#### PROBLEM DESCRIPTION:
Please quote every line word for word.
--- Begin GIVEN DATA ---
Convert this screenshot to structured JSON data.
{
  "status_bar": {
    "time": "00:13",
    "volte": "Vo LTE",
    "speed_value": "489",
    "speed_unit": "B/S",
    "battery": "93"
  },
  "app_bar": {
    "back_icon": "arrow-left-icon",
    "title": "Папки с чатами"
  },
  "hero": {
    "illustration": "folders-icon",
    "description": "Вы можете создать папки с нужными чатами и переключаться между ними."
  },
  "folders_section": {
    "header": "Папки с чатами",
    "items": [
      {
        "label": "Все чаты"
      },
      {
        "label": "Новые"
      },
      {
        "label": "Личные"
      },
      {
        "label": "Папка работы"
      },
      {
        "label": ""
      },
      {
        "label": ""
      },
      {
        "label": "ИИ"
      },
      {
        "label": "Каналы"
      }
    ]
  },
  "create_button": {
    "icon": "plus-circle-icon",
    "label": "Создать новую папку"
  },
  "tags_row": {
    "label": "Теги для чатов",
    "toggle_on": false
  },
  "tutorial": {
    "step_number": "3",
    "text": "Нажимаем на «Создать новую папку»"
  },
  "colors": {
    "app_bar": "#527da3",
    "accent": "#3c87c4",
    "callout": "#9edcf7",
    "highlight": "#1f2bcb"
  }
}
--- End GIVEN DATA ---
#### COMPLETE ANSWER:
Convert this screenshot to structured JSON data.
{
  "status_bar": {
    "time": "00:13",
    "volte": "Vo LTE",
    "speed_value": "489",
    "speed_unit": "B/S",
    "battery": "93"
  },
  "app_bar": {
    "back_icon": "arrow-left-icon",
    "title": "Папки с чатами"
  },
  "hero": {
    "illustration": "folders-icon",
    "description": "Вы можете создать папки с нужными чатами и переключаться между ними."
  },
  "folders_section": {
    "header": "Папки с чатами",
    "items": [
      {
        "label": "Все чаты"
      },
      {
        "label": "Новые"
      },
      {
        "label": "Личные"
      },
      {
        "label": "Папка работы"
      },
      {
        "label": ""
      },
      {
        "label": ""
      },
      {
        "label": "ИИ"
      },
      {
        "label": "Каналы"
      }
    ]
  },
  "create_button": {
    "icon": "plus-circle-icon",
    "label": "Создать новую папку"
  },
  "tags_row": {
    "label": "Теги для чатов",
    "toggle_on": false
  },
  "tutorial": {
    "step_number": "3",
    "text": "Нажимаем на «Создать новую папку»"
  },
  "colors": {
    "app_bar": "#527da3",
    "accent": "#3c87c4",
    "callout": "#9edcf7",
    "highlight": "#1f2bcb"
  }
}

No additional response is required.